Would you write out the entries below, every one of them, exactly?
* BEGIN Dataset rows *
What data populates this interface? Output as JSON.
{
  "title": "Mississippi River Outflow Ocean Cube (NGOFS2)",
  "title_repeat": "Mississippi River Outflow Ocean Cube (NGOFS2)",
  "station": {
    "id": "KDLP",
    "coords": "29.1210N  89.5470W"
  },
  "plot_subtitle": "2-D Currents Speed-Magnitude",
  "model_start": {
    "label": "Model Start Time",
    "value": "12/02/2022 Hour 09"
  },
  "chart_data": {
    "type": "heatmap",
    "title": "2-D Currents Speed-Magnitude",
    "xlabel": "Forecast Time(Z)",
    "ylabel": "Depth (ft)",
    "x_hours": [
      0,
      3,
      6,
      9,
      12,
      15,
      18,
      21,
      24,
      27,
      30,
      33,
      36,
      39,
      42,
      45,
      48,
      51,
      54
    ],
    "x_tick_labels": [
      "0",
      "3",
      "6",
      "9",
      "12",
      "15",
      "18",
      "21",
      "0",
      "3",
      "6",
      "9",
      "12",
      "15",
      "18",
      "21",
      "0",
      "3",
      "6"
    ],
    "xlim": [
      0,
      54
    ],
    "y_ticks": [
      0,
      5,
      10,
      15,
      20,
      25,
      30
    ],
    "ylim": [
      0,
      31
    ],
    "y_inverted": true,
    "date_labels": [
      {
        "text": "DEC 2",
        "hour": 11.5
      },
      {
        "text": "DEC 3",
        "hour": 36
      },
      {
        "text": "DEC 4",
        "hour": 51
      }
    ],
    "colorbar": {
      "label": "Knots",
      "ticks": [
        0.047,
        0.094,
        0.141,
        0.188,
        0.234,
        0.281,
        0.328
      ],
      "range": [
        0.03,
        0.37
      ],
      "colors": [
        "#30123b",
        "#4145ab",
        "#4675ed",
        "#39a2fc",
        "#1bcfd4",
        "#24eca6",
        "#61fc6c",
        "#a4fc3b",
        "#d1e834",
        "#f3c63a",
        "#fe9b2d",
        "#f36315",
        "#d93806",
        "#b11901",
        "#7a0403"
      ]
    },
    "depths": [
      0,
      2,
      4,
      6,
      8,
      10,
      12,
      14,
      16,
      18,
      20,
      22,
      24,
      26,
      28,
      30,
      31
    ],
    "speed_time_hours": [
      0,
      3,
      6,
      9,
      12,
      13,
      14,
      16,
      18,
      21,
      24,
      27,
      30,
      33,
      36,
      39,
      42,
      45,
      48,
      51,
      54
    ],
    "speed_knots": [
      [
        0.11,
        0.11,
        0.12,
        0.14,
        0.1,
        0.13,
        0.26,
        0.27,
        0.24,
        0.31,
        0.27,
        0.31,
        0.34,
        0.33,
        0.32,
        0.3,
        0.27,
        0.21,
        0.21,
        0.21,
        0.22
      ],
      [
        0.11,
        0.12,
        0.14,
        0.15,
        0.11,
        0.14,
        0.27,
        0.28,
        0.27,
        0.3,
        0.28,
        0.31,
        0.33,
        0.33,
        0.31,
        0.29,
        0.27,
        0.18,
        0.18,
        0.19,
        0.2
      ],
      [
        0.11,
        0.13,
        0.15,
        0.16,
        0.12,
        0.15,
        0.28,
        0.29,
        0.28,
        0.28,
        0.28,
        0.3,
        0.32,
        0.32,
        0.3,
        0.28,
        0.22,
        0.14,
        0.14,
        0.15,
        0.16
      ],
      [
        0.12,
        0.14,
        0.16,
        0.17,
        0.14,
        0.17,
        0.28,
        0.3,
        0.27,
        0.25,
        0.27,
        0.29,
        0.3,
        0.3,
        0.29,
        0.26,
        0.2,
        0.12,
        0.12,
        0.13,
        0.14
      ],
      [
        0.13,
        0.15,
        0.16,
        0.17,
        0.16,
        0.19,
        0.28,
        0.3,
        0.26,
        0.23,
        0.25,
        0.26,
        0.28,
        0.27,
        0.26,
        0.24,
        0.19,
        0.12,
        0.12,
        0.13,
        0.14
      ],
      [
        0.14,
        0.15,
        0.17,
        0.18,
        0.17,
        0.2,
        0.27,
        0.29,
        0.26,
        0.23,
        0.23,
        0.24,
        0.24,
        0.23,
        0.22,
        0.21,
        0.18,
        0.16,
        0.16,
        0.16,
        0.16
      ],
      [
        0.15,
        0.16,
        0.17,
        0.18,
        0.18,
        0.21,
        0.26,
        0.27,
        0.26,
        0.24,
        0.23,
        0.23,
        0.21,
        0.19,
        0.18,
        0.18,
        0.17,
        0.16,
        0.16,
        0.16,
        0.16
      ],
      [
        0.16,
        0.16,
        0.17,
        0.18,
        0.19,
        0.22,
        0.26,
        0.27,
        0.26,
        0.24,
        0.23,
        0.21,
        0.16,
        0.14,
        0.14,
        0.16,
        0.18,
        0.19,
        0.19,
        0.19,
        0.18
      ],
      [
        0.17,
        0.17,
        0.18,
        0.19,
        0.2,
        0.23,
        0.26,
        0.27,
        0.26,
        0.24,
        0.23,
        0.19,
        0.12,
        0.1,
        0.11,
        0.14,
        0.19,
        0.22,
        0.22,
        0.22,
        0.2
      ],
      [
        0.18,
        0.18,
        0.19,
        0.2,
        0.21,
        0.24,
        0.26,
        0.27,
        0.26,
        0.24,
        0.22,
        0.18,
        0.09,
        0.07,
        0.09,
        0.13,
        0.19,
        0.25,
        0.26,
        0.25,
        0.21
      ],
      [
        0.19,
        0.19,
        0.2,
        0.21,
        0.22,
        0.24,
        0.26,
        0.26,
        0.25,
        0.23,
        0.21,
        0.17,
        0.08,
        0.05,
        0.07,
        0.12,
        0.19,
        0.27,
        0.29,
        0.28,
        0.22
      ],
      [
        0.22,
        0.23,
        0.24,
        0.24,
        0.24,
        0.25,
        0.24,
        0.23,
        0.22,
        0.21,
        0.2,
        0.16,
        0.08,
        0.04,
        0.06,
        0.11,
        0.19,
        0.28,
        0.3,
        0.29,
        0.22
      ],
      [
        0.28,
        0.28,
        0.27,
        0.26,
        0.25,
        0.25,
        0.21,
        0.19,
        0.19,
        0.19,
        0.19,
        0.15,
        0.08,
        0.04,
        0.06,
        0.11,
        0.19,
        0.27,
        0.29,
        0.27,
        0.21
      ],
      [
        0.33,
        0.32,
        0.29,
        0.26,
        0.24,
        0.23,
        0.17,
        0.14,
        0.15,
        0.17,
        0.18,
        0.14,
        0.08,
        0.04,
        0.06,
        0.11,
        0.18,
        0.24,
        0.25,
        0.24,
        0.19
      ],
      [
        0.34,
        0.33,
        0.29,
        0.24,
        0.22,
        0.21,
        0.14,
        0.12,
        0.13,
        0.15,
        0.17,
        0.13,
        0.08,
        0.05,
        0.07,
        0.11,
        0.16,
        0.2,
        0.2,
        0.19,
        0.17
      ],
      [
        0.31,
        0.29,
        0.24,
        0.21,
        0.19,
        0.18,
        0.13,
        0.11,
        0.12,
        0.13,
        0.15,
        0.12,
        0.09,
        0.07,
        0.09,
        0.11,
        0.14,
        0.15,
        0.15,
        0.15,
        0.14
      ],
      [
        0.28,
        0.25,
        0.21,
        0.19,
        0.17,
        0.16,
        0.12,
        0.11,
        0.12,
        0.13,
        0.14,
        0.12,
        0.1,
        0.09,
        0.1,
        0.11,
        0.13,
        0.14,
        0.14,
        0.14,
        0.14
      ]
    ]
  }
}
* END Dataset rows *
Result:
What data populates this interface? Output as JSON.
{
  "title": "Mississippi River Outflow Ocean Cube (NGOFS2)",
  "title_repeat": "Mississippi River Outflow Ocean Cube (NGOFS2)",
  "station": {
    "id": "KDLP",
    "coords": "29.1210N  89.5470W"
  },
  "plot_subtitle": "2-D Currents Speed-Magnitude",
  "model_start": {
    "label": "Model Start Time",
    "value": "12/02/2022 Hour 09"
  },
  "chart_data": {
    "type": "heatmap",
    "title": "2-D Currents Speed-Magnitude",
    "xlabel": "Forecast Time(Z)",
    "ylabel": "Depth (ft)",
    "x_hours": [
      0,
      3,
      6,
      9,
      12,
      15,
      18,
      21,
      24,
      27,
      30,
      33,
      36,
      39,
      42,
      45,
      48,
      51,
      54
    ],
    "x_tick_labels": [
      "0",
      "3",
      "6",
      "9",
      "12",
      "15",
      "18",
      "21",
      "0",
      "3",
      "6",
      "9",
      "12",
      "15",
      "18",
      "21",
      "0",
      "3",
      "6"
    ],
    "xlim": [
      0,
      54
    ],
    "y_ticks": [
      0,
      5,
      10,
      15,
      20,
      25,
      30
    ],
    "ylim": [
      0,
      31
    ],
    "y_inverted": true,
    "date_labels": [
      {
        "text": "DEC 2",
        "hour": 11.5
      },
      {
        "text": "DEC 3",
        "hour": 36
      },
      {
        "text": "DEC 4",
        "hour": 51
      }
    ],
    "colorbar": {
      "label": "Knots",
      "ticks": [
        0.047,
        0.094,
        0.141,
        0.188,
        0.234,
        0.281,
        0.328
      ],
      "range": [
        0.03,
        0.37
      ],
      "colors": [
        "#30123b",
        "#4145ab",
        "#4675ed",
        "#39a2fc",
        "#1bcfd4",
        "#24eca6",
        "#61fc6c",
        "#a4fc3b",
        "#d1e834",
        "#f3c63a",
        "#fe9b2d",
        "#f36315",
        "#d93806",
        "#b11901",
        "#7a0403"
      ]
    },
    "depths": [
      0,
      2,
      4,
      6,
      8,
      10,
      12,
      14,
      16,
      18,
      20,
      22,
      24,
      26,
      28,
      30,
      31
    ],
    "speed_time_hours": [
      0,
      3,
      6,
      9,
      12,
      13,
      14,
      16,
      18,
      21,
      24,
      27,
      30,
      33,
      36,
      39,
      42,
      45,
      48,
      51,
      54
    ],
    "speed_knots": [
      [
        0.11,
        0.11,
        0.12,
        0.14,
        0.1,
        0.13,
        0.26,
        0.27,
        0.24,
        0.31,
        0.27,
        0.31,
        0.34,
        0.33,
        0.32,
        0.3,
        0.27,
        0.21,
        0.21,
        0.21,
        0.22
      ],
      [
        0.11,
        0.12,
        0.14,
        0.15,
        0.11,
        0.14,
        0.27,
        0.28,
        0.27,
        0.3,
        0.28,
        0.31,
        0.33,
        0.33,
        0.31,
        0.29,
        0.27,
        0.18,
        0.18,
        0.19,
        0.2
      ],
      [
        0.11,
        0.13,
        0.15,
        0.16,
        0.12,
        0.15,
        0.28,
        0.29,
        0.28,
        0.28,
        0.28,
        0.3,
        0.32,
        0.32,
        0.3,
        0.28,
        0.22,
        0.14,
        0.14,
        0.15,
        0.16
      ],
      [
        0.12,
        0.14,
        0.16,
        0.17,
        0.14,
        0.17,
        0.28,
        0.3,
        0.27,
        0.25,
        0.27,
        0.29,
        0.3,
        0.3,
        0.29,
        0.26,
        0.2,
        0.12,
        0.12,
        0.13,
        0.14
      ],
      [
        0.13,
        0.15,
        0.16,
        0.17,
        0.16,
        0.19,
        0.28,
        0.3,
        0.26,
        0.23,
        0.25,
        0.26,
        0.28,
        0.27,
        0.26,
        0.24,
        0.19,
        0.12,
        0.12,
        0.13,
        0.14
      ],
      [
        0.14,
        0.15,
        0.17,
        0.18,
        0.17,
        0.2,
        0.27,
        0.29,
        0.26,
        0.23,
        0.23,
        0.24,
        0.24,
        0.23,
        0.22,
        0.21,
        0.18,
        0.16,
        0.16,
        0.16,
        0.16
      ],
      [
        0.15,
        0.16,
        0.17,
        0.18,
        0.18,
        0.21,
        0.26,
        0.27,
        0.26,
        0.24,
        0.23,
        0.23,
        0.21,
        0.19,
        0.18,
        0.18,
        0.17,
        0.16,
        0.16,
        0.16,
        0.16
      ],
      [
        0.16,
        0.16,
        0.17,
        0.18,
        0.19,
        0.22,
        0.26,
        0.27,
        0.26,
        0.24,
        0.23,
        0.21,
        0.16,
        0.14,
        0.14,
        0.16,
        0.18,
        0.19,
        0.19,
        0.19,
        0.18
      ],
      [
        0.17,
        0.17,
        0.18,
        0.19,
        0.2,
        0.23,
        0.26,
        0.27,
        0.26,
        0.24,
        0.23,
        0.19,
        0.12,
        0.1,
        0.11,
        0.14,
        0.19,
        0.22,
        0.22,
        0.22,
        0.2
      ],
      [
        0.18,
        0.18,
        0.19,
        0.2,
        0.21,
        0.24,
        0.26,
        0.27,
        0.26,
        0.24,
        0.22,
        0.18,
        0.09,
        0.07,
        0.09,
        0.13,
        0.19,
        0.25,
        0.26,
        0.25,
        0.21
      ],
      [
        0.19,
        0.19,
        0.2,
        0.21,
        0.22,
        0.24,
        0.26,
        0.26,
        0.25,
        0.23,
        0.21,
        0.17,
        0.08,
        0.05,
        0.07,
        0.12,
        0.19,
        0.27,
        0.29,
        0.28,
        0.22
      ],
      [
        0.22,
        0.23,
        0.24,
        0.24,
        0.24,
        0.25,
        0.24,
        0.23,
        0.22,
        0.21,
        0.2,
        0.16,
        0.08,
        0.04,
        0.06,
        0.11,
        0.19,
        0.28,
        0.3,
        0.29,
        0.22
      ],
      [
        0.28,
        0.28,
        0.27,
        0.26,
        0.25,
        0.25,
        0.21,
        0.19,
        0.19,
        0.19,
        0.19,
        0.15,
        0.08,
        0.04,
        0.06,
        0.11,
        0.19,
        0.27,
        0.29,
        0.27,
        0.21
      ],
      [
        0.33,
        0.32,
        0.29,
        0.26,
        0.24,
        0.23,
        0.17,
        0.14,
        0.15,
        0.17,
        0.18,
        0.14,
        0.08,
        0.04,
        0.06,
        0.11,
        0.18,
        0.24,
        0.25,
        0.24,
        0.19
      ],
      [
        0.34,
        0.33,
        0.29,
        0.24,
        0.22,
        0.21,
        0.14,
        0.12,
        0.13,
        0.15,
        0.17,
        0.13,
        0.08,
        0.05,
        0.07,
        0.11,
        0.16,
        0.2,
        0.2,
        0.19,
        0.17
      ],
      [
        0.31,
        0.29,
        0.24,
        0.21,
        0.19,
        0.18,
        0.13,
        0.11,
        0.12,
        0.13,
        0.15,
        0.12,
        0.09,
        0.07,
        0.09,
        0.11,
        0.14,
        0.15,
        0.15,
        0.15,
        0.14
      ],
      [
        0.28,
        0.25,
        0.21,
        0.19,
        0.17,
        0.16,
        0.12,
        0.11,
        0.12,
        0.13,
        0.14,
        0.12,
        0.1,
        0.09,
        0.1,
        0.11,
        0.13,
        0.14,
        0.14,
        0.14,
        0.14
      ]
    ]
  }
}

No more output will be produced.